Each line should be copied exactly.

Structured figure records
— begin —
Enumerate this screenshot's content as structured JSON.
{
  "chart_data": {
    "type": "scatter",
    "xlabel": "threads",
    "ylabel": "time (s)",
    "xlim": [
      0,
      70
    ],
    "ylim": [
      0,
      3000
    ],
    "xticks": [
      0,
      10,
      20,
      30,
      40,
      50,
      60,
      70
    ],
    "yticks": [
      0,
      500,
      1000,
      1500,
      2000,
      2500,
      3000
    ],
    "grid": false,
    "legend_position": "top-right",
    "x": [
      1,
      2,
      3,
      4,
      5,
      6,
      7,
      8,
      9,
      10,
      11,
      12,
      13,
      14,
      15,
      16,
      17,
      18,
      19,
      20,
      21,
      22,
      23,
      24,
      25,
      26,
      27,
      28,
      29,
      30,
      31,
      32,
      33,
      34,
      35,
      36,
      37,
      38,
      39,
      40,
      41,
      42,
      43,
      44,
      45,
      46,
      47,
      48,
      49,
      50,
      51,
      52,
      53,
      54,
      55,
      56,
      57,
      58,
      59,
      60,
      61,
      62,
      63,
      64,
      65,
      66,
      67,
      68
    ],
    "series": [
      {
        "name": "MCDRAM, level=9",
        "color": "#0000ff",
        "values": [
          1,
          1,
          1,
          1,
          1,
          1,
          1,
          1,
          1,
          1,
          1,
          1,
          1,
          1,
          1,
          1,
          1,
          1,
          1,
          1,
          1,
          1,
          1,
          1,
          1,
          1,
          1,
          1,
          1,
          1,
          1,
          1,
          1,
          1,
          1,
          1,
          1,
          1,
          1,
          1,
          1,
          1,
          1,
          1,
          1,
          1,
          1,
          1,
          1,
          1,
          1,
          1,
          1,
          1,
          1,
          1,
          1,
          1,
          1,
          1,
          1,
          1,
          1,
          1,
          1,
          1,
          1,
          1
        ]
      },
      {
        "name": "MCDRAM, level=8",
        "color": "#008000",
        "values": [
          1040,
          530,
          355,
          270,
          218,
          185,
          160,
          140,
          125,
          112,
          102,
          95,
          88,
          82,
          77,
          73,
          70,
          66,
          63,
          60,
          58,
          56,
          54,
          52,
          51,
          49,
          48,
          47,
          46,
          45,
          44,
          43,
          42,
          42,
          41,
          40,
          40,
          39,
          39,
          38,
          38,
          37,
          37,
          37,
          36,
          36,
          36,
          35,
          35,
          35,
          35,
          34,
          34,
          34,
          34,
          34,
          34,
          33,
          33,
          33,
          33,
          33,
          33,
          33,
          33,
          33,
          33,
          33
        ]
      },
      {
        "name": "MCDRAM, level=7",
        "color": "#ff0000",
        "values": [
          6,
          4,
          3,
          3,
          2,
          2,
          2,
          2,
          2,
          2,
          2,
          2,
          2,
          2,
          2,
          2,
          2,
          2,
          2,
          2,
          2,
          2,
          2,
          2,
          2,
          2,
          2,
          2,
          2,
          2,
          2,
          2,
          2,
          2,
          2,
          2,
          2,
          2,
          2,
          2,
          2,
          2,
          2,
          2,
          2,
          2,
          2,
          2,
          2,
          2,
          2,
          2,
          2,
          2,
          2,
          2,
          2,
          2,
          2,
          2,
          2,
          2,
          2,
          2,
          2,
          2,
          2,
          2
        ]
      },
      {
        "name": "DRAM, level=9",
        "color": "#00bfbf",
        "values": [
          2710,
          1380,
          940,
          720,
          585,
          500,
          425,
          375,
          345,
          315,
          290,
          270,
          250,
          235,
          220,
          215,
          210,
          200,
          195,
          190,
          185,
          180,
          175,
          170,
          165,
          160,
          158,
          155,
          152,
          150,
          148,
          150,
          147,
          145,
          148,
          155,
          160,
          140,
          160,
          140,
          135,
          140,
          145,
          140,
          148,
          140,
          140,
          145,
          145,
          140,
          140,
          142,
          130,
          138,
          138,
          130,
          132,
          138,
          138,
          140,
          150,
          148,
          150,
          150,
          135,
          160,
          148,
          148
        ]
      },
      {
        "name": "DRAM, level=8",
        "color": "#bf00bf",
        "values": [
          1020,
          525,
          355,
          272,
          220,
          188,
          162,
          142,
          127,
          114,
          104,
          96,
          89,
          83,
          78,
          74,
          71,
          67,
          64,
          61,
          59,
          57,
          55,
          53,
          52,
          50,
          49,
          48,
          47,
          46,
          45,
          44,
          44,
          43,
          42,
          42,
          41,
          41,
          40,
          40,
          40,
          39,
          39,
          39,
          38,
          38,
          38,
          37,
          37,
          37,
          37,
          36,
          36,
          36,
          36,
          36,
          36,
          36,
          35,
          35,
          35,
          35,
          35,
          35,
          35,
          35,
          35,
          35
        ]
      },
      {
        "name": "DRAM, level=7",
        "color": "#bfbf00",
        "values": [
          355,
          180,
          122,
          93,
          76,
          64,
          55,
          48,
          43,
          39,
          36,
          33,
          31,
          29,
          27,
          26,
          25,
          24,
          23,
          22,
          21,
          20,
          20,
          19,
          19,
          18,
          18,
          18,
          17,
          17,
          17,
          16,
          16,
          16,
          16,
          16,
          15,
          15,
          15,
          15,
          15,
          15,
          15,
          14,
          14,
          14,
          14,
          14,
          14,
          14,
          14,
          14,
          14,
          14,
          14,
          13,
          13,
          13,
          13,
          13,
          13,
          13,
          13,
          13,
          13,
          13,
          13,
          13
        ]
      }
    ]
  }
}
— end —
▸ **TASK RESPONSE**:
Enumerate this screenshot's content as structured JSON.
{
  "chart_data": {
    "type": "scatter",
    "xlabel": "threads",
    "ylabel": "time (s)",
    "xlim": [
      0,
      70
    ],
    "ylim": [
      0,
      3000
    ],
    "xticks": [
      0,
      10,
      20,
      30,
      40,
      50,
      60,
      70
    ],
    "yticks": [
      0,
      500,
      1000,
      1500,
      2000,
      2500,
      3000
    ],
    "grid": false,
    "legend_position": "top-right",
    "x": [
      1,
      2,
      3,
      4,
      5,
      6,
      7,
      8,
      9,
      10,
      11,
      12,
      13,
      14,
      15,
      16,
      17,
      18,
      19,
      20,
      21,
      22,
      23,
      24,
      25,
      26,
      27,
      28,
      29,
      30,
      31,
      32,
      33,
      34,
      35,
      36,
      37,
      38,
      39,
      40,
      41,
      42,
      43,
      44,
      45,
      46,
      47,
      48,
      49,
      50,
      51,
      52,
      53,
      54,
      55,
      56,
      57,
      58,
      59,
      60,
      61,
      62,
      63,
      64,
      65,
      66,
      67,
      68
    ],
    "series": [
      {
        "name": "MCDRAM, level=9",
        "color": "#0000ff",
        "values": [
          1,
          1,
          1,
          1,
          1,
          1,
          1,
          1,
          1,
          1,
          1,
          1,
          1,
          1,
          1,
          1,
          1,
          1,
          1,
          1,
          1,
          1,
          1,
          1,
          1,
          1,
          1,
          1,
          1,
          1,
          1,
          1,
          1,
          1,
          1,
          1,
          1,
          1,
          1,
          1,
          1,
          1,
          1,
          1,
          1,
          1,
          1,
          1,
          1,
          1,
          1,
          1,
          1,
          1,
          1,
          1,
          1,
          1,
          1,
          1,
          1,
          1,
          1,
          1,
          1,
          1,
          1,
          1
        ]
      },
      {
        "name": "MCDRAM, level=8",
        "color": "#008000",
        "values": [
          1040,
          530,
          355,
          270,
          218,
          185,
          160,
          140,
          125,
          112,
          102,
          95,
          88,
          82,
          77,
          73,
          70,
          66,
          63,
          60,
          58,
          56,
          54,
          52,
          51,
          49,
          48,
          47,
          46,
          45,
          44,
          43,
          42,
          42,
          41,
          40,
          40,
          39,
          39,
          38,
          38,
          37,
          37,
          37,
          36,
          36,
          36,
          35,
          35,
          35,
          35,
          34,
          34,
          34,
          34,
          34,
          34,
          33,
          33,
          33,
          33,
          33,
          33,
          33,
          33,
          33,
          33,
          33
        ]
      },
      {
        "name": "MCDRAM, level=7",
        "color": "#ff0000",
        "values": [
          6,
          4,
          3,
          3,
          2,
          2,
          2,
          2,
          2,
          2,
          2,
          2,
          2,
          2,
          2,
          2,
          2,
          2,
          2,
          2,
          2,
          2,
          2,
          2,
          2,
          2,
          2,
          2,
          2,
          2,
          2,
          2,
          2,
          2,
          2,
          2,
          2,
          2,
          2,
          2,
          2,
          2,
          2,
          2,
          2,
          2,
          2,
          2,
          2,
          2,
          2,
          2,
          2,
          2,
          2,
          2,
          2,
          2,
          2,
          2,
          2,
          2,
          2,
          2,
          2,
          2,
          2,
          2
        ]
      },
      {
        "name": "DRAM, level=9",
        "color": "#00bfbf",
        "values": [
          2710,
          1380,
          940,
          720,
          585,
          500,
          425,
          375,
          345,
          315,
          290,
          270,
          250,
          235,
          220,
          215,
          210,
          200,
          195,
          190,
          185,
          180,
          175,
          170,
          165,
          160,
          158,
          155,
          152,
          150,
          148,
          150,
          147,
          145,
          148,
          155,
          160,
          140,
          160,
          140,
          135,
          140,
          145,
          140,
          148,
          140,
          140,
          145,
          145,
          140,
          140,
          142,
          130,
          138,
          138,
          130,
          132,
          138,
          138,
          140,
          150,
          148,
          150,
          150,
          135,
          160,
          148,
          148
        ]
      },
      {
        "name": "DRAM, level=8",
        "color": "#bf00bf",
        "values": [
          1020,
          525,
          355,
          272,
          220,
          188,
          162,
          142,
          127,
          114,
          104,
          96,
          89,
          83,
          78,
          74,
          71,
          67,
          64,
          61,
          59,
          57,
          55,
          53,
          52,
          50,
          49,
          48,
          47,
          46,
          45,
          44,
          44,
          43,
          42,
          42,
          41,
          41,
          40,
          40,
          40,
          39,
          39,
          39,
          38,
          38,
          38,
          37,
          37,
          37,
          37,
          36,
          36,
          36,
          36,
          36,
          36,
          36,
          35,
          35,
          35,
          35,
          35,
          35,
          35,
          35,
          35,
          35
        ]
      },
      {
        "name": "DRAM, level=7",
        "color": "#bfbf00",
        "values": [
          355,
          180,
          122,
          93,
          76,
          64,
          55,
          48,
          43,
          39,
          36,
          33,
          31,
          29,
          27,
          26,
          25,
          24,
          23,
          22,
          21,
          20,
          20,
          19,
          19,
          18,
          18,
          18,
          17,
          17,
          17,
          16,
          16,
          16,
          16,
          16,
          15,
          15,
          15,
          15,
          15,
          15,
          15,
          14,
          14,
          14,
          14,
          14,
          14,
          14,
          14,
          14,
          14,
          14,
          14,
          13,
          13,
          13,
          13,
          13,
          13,
          13,
          13,
          13,
          13,
          13,
          13,
          13
        ]
      }
    ]
  }
}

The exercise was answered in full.